### [YOUR TASK]
Look through the records, and wherever the string "Patients" turns up, copy out that line.

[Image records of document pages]
..........

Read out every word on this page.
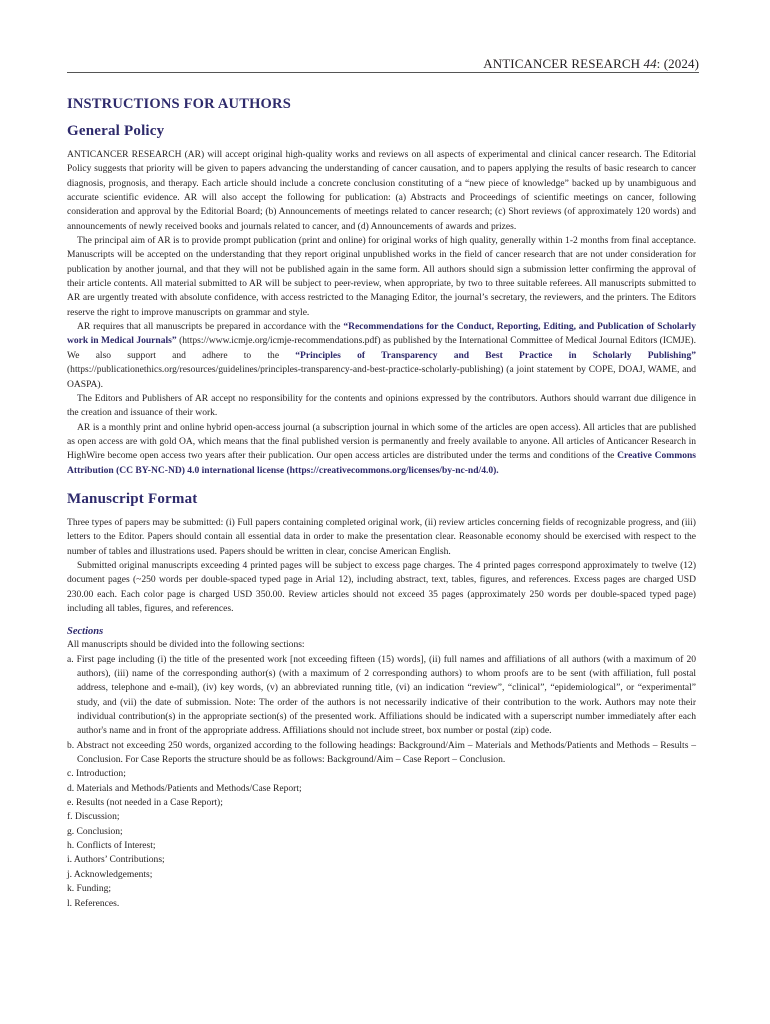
ANTICANCER RESEARCH 44: (2024)
INSTRUCTIONS FOR AUTHORS
General Policy

ANTICANCER RESEARCH (AR) will accept original high-quality works and reviews on all aspects of experimental and clinical cancer research. The Editorial Policy suggests that priority will be given to papers advancing the understanding of cancer causation, and to papers applying the results of basic research to cancer diagnosis, prognosis, and therapy. Each article should include a concrete conclusion constituting of a “new piece of knowledge” backed up by unambiguous and accurate scientific evidence. AR will also accept the following for publication: (a) Abstracts and Proceedings of scientific meetings on cancer, following consideration and approval by the Editorial Board; (b) Announcements of meetings related to cancer research; (c) Short reviews (of approximately 120 words) and announcements of newly received books and journals related to cancer, and (d) Announcements of awards and prizes.

The principal aim of AR is to provide prompt publication (print and online) for original works of high quality, generally within 1-2 months from final acceptance. Manuscripts will be accepted on the understanding that they report original unpublished works in the field of cancer research that are not under consideration for publication by another journal, and that they will not be published again in the same form. All authors should sign a submission letter confirming the approval of their article contents. All material submitted to AR will be subject to peer-review, when appropriate, by two to three suitable referees. All manuscripts submitted to AR are urgently treated with absolute confidence, with access restricted to the Managing Editor, the journal’s secretary, the reviewers, and the printers. The Editors reserve the right to improve manuscripts on grammar and style.

AR requires that all manuscripts be prepared in accordance with the “Recommendations for the Conduct, Reporting, Editing, and Publication of Scholarly work in Medical Journals” (https://www.icmje.org/icmje-recommendations.pdf) as published by the International Committee of Medical Journal Editors (ICMJE). We also support and adhere to the “Principles of Transparency and Best Practice in Scholarly Publishing” (https://publicationethics.org/resources/guidelines/principles-transparency-and-best-practice-scholarly-publishing) (a joint statement by COPE, DOAJ, WAME, and OASPA).

The Editors and Publishers of AR accept no responsibility for the contents and opinions expressed by the contributors. Authors should warrant due diligence in the creation and issuance of their work.

AR is a monthly print and online hybrid open-access journal (a subscription journal in which some of the articles are open access). All articles that are published as open access are with gold OA, which means that the final published version is permanently and freely available to anyone. All articles of Anticancer Research in HighWire become open access two years after their publication. Our open access articles are distributed under the terms and conditions of the Creative Commons Attribution (CC BY-NC-ND) 4.0 international license (https://creativecommons.org/licenses/by-nc-nd/4.0).

Manuscript Format

Three types of papers may be submitted: (i) Full papers containing completed original work, (ii) review articles concerning fields of recognizable progress, and (iii) letters to the Editor. Papers should contain all essential data in order to make the presentation clear. Reasonable economy should be exercised with respect to the number of tables and illustrations used. Papers should be written in clear, concise American English.

Submitted original manuscripts exceeding 4 printed pages will be subject to excess page charges. The 4 printed pages correspond approximately to twelve (12) document pages (~250 words per double-spaced typed page in Arial 12), including abstract, text, tables, figures, and references. Excess pages are charged USD 230.00 each. Each color page is charged USD 350.00. Review articles should not exceed 35 pages (approximately 250 words per double-spaced typed page) including all tables, figures, and references.

Sections

All manuscripts should be divided into the following sections:

a. First page including (i) the title of the presented work [not exceeding fifteen (15) words], (ii) full names and affiliations of all authors (with a maximum of 20 authors), (iii) name of the corresponding author(s) (with a maximum of 2 corresponding authors) to whom proofs are to be sent (with affiliation, full postal address, telephone and e-mail), (iv) key words, (v) an abbreviated running title, (vi) an indication “review”, “clinical”, “epidemiological”, or “experimental” study, and (vii) the date of submission. Note: The order of the authors is not necessarily indicative of their contribution to the work. Authors may note their individual contribution(s) in the appropriate section(s) of the presented work. Affiliations should be indicated with a superscript number immediately after each author's name and in front of the appropriate address. Affiliations should not include street, box number or postal (zip) code.
b. Abstract not exceeding 250 words, organized according to the following headings: Background/Aim – Materials and Methods/Patients and Methods – Results – Conclusion. For Case Reports the structure should be as follows: Background/Aim – Case Report – Conclusion.
c. Introduction;
d. Materials and Methods/Patients and Methods/Case Report;
e. Results (not needed in a Case Report);
f. Discussion;
g. Conclusion;
h. Conflicts of Interest;
i. Authors’ Contributions;
j. Acknowledgements;
k. Funding;
l. References.
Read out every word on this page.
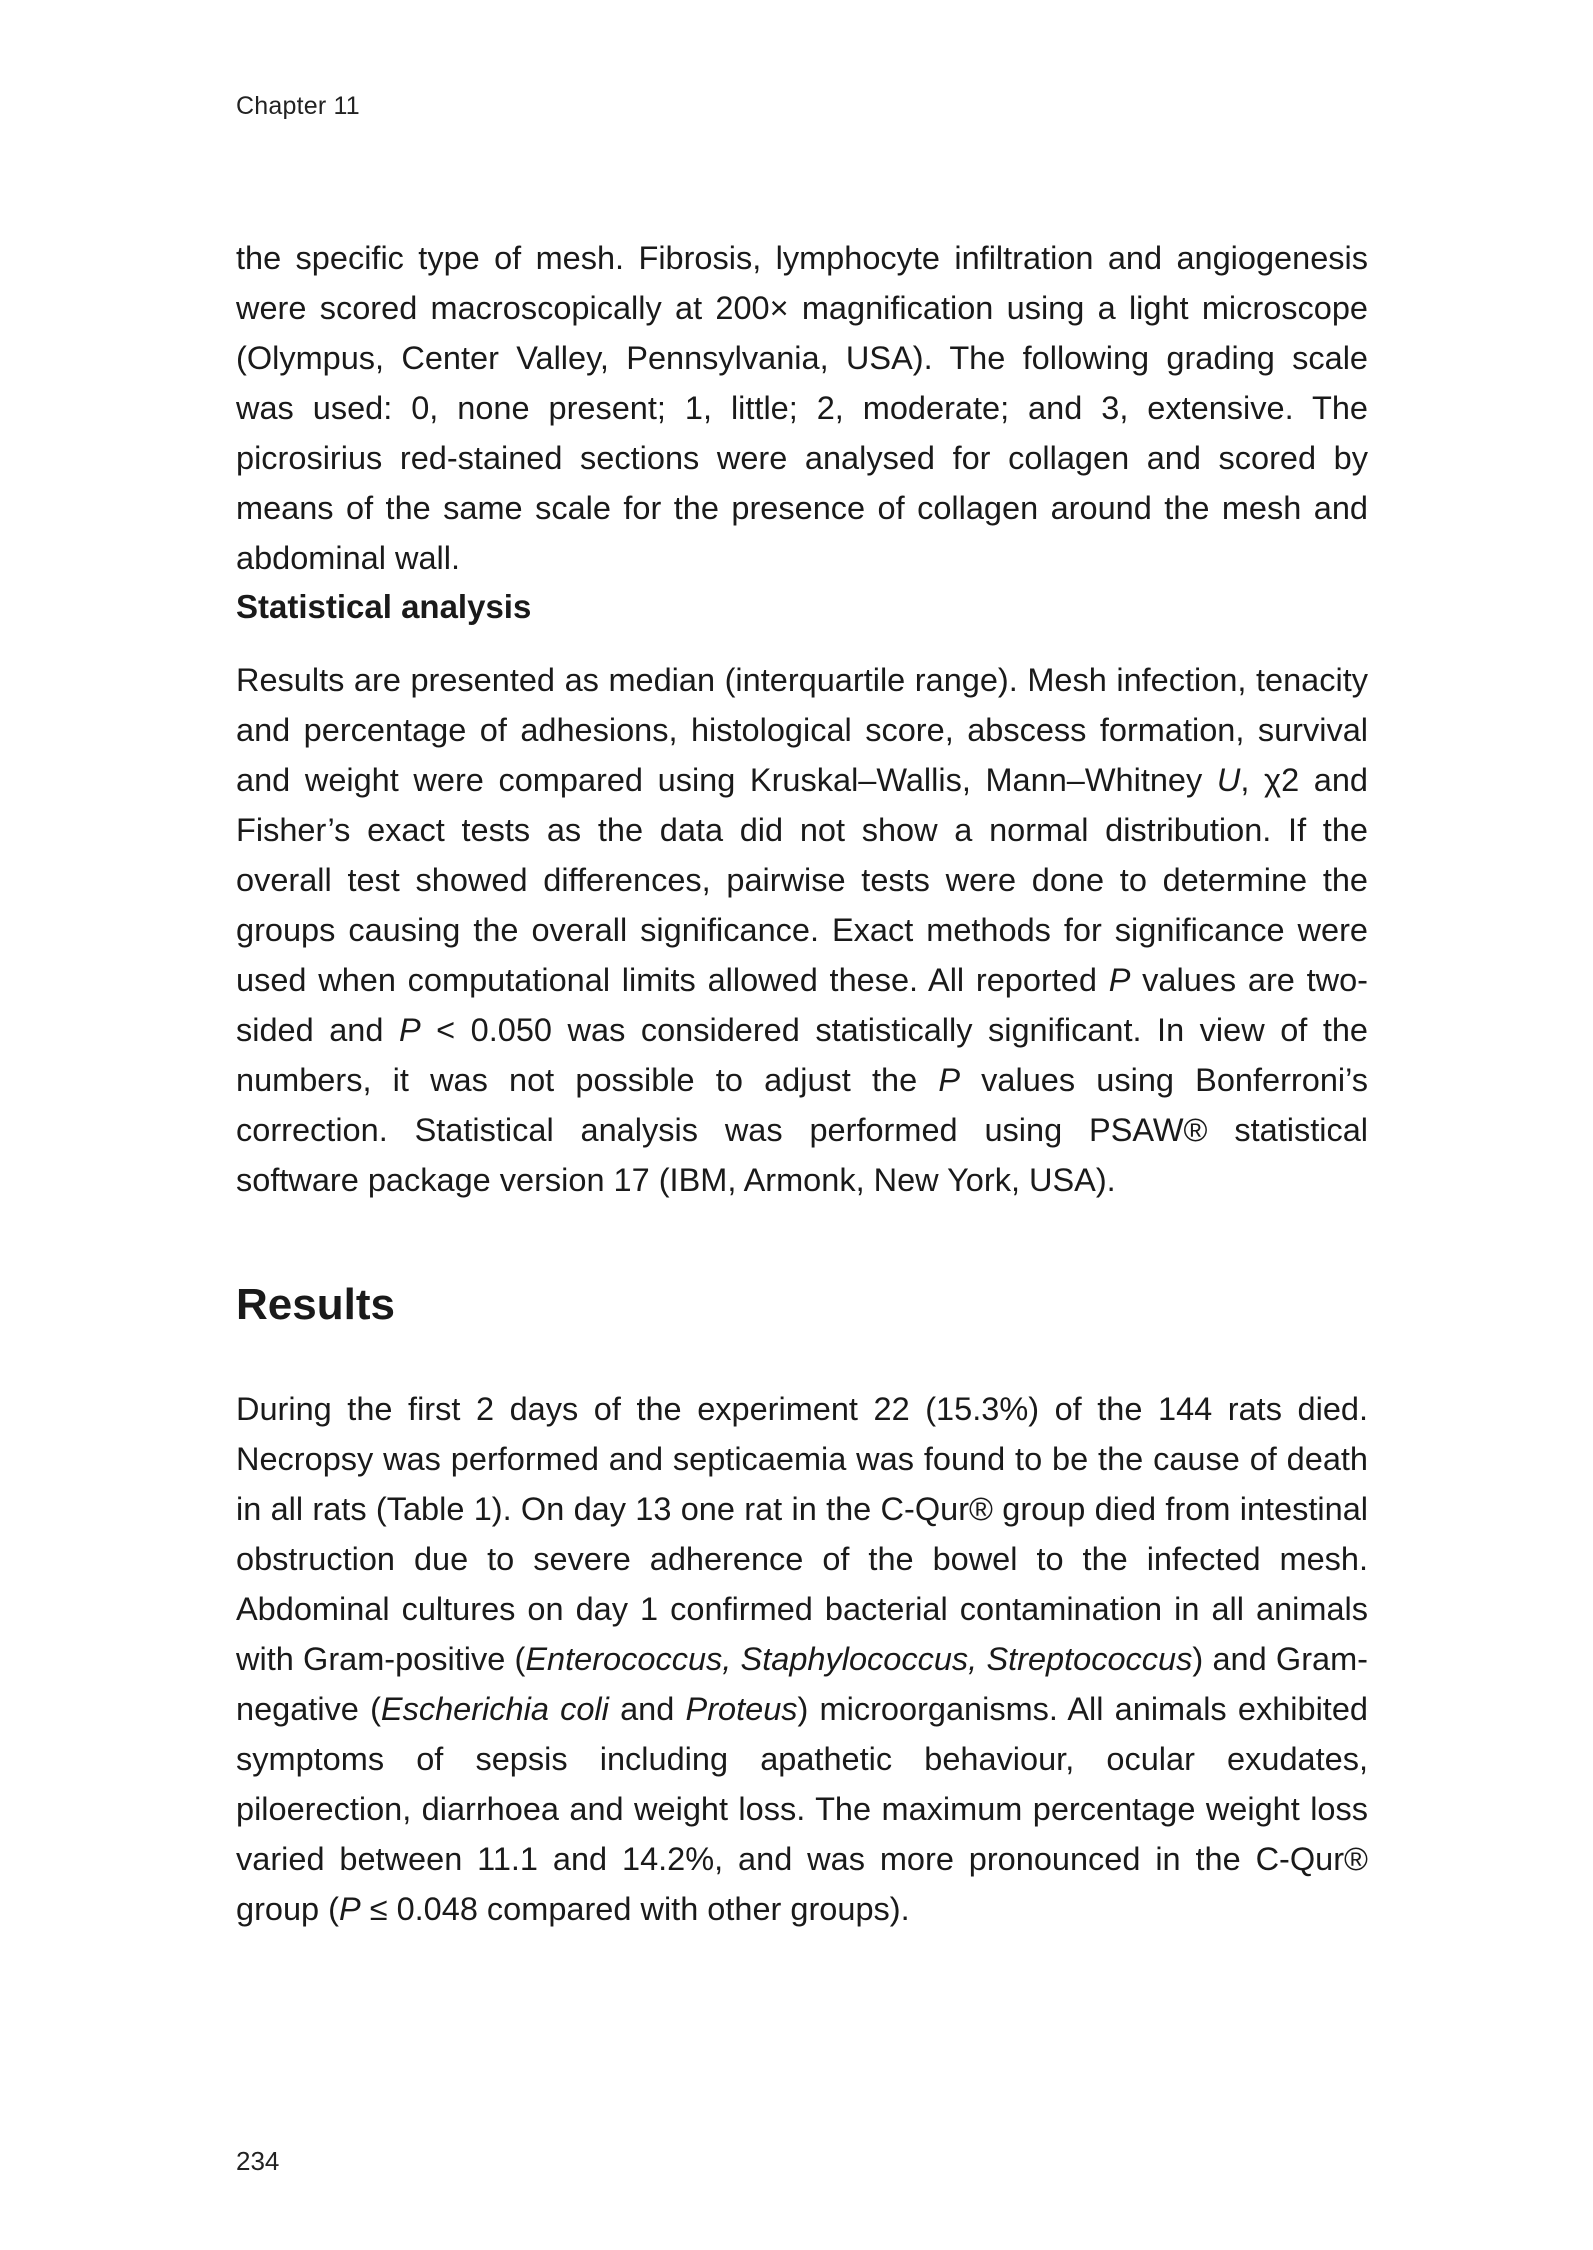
Chapter 11

the specific type of mesh. Fibrosis, lymphocyte infiltration and angiogenesis were scored macroscopically at 200× magnification using a light microscope (Olympus, Center Valley, Pennsylvania, USA). The following grading scale was used: 0, none present; 1, little; 2, moderate; and 3, extensive. The picrosirius red-stained sections were analysed for collagen and scored by means of the same scale for the presence of collagen around the mesh and abdominal wall.

Statistical analysis

Results are presented as median (interquartile range). Mesh infection, tenacity and percentage of adhesions, histological score, abscess formation, survival and weight were compared using Kruskal–Wallis, Mann–Whitney U, χ2 and Fisher’s exact tests as the data did not show a normal distribution. If the overall test showed differences, pairwise tests were done to determine the groups causing the overall significance. Exact methods for significance were used when computational limits allowed these. All reported P values are two-sided and P < 0.050 was considered statistically significant. In view of the numbers, it was not possible to adjust the P values using Bonferroni’s correction. Statistical analysis was performed using PSAW® statistical software package version 17 (IBM, Armonk, New York, USA).

Results

During the first 2 days of the experiment 22 (15.3%) of the 144 rats died. Necropsy was performed and septicaemia was found to be the cause of death in all rats (Table 1). On day 13 one rat in the C-Qur® group died from intestinal obstruction due to severe adherence of the bowel to the infected mesh. Abdominal cultures on day 1 confirmed bacterial contamination in all animals with Gram-positive (Enterococcus, Staphylococcus, Streptococcus) and Gram-negative (Escherichia coli and Proteus) microorganisms. All animals exhibited symptoms of sepsis including apathetic behaviour, ocular exudates, piloerection, diarrhoea and weight loss. The maximum percentage weight loss varied between 11.1 and 14.2%, and was more pronounced in the C-Qur® group (P ≤ 0.048 compared with other groups).

234
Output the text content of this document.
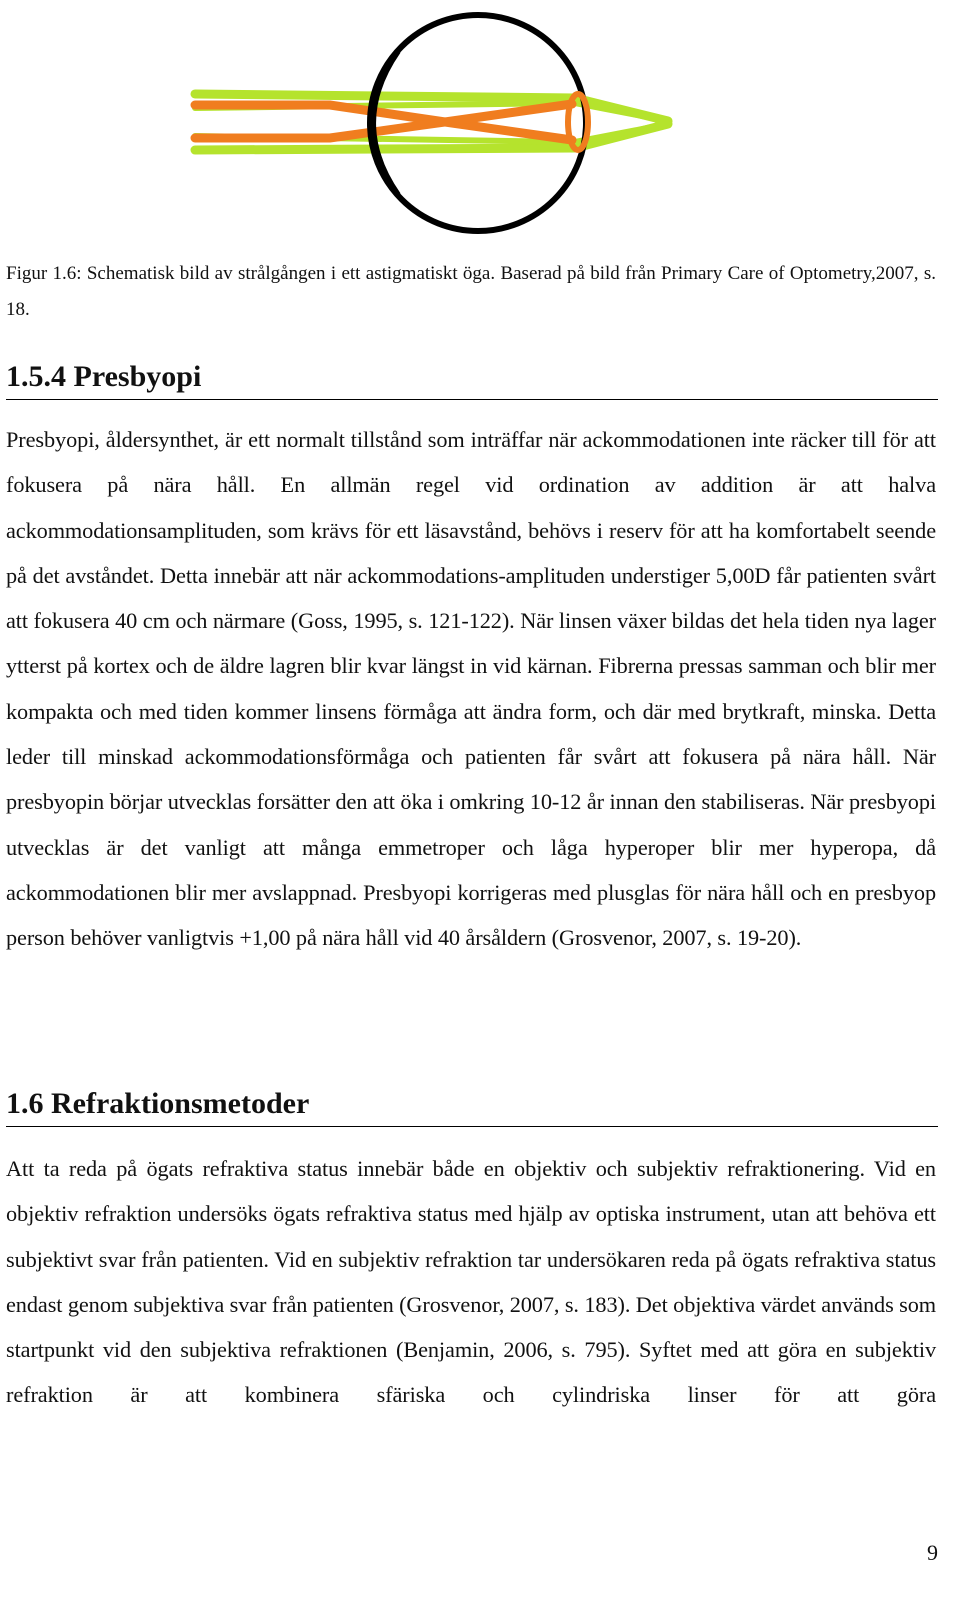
Figur 1.6: Schematisk bild av strålgången i ett astigmatiskt öga. Baserad på bild från Primary Care of Optometry,2007, s. 18.

1.5.4 Presbyopi

Presbyopi, åldersynthet, är ett normalt tillstånd som inträffar när ackommodationen inte räcker till för att fokusera på nära håll. En allmän regel vid ordination av addition är att halva ackommodationsamplituden, som krävs för ett läsavstånd, behövs i reserv för att ha komfortabelt seende på det avståndet. Detta innebär att när ackommodations-amplituden understiger 5,00D får patienten svårt att fokusera 40 cm och närmare (Goss, 1995, s. 121-122). När linsen växer bildas det hela tiden nya lager ytterst på kortex och de äldre lagren blir kvar längst in vid kärnan. Fibrerna pressas samman och blir mer kompakta och med tiden kommer linsens förmåga att ändra form, och där med brytkraft, minska. Detta leder till minskad ackommodationsförmåga och patienten får svårt att fokusera på nära håll. När presbyopin börjar utvecklas forsätter den att öka i omkring 10-12 år innan den stabiliseras. När presbyopi utvecklas är det vanligt att många emmetroper och låga hyperoper blir mer hyperopa, då ackommodationen blir mer avslappnad. Presbyopi korrigeras med plusglas för nära håll och en presbyop person behöver vanligtvis +1,00 på nära håll vid 40 årsåldern (Grosvenor, 2007, s. 19-20).

1.6 Refraktionsmetoder

Att ta reda på ögats refraktiva status innebär både en objektiv och subjektiv refraktionering. Vid en objektiv refraktion undersöks ögats refraktiva status med hjälp av optiska instrument, utan att behöva ett subjektivt svar från patienten. Vid en subjektiv refraktion tar undersökaren reda på ögats refraktiva status endast genom subjektiva svar från patienten (Grosvenor, 2007, s. 183). Det objektiva värdet används som startpunkt vid den subjektiva refraktionen (Benjamin, 2006, s. 795). Syftet med att göra en subjektiv refraktion är att kombinera sfäriska och cylindriska linser för att göra

9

..........

### [RESPONSE BELOW]
b. Abstract not exceeding 250 words, organized according to the following headings: Background/Aim – Materials and Methods/Patients and Methods – Results – Conclusion. For Case Reports the structure should be as follows: Background/Aim – Case Report – Conclusion.
d. Materials and Methods/Patients and Methods/Case Report;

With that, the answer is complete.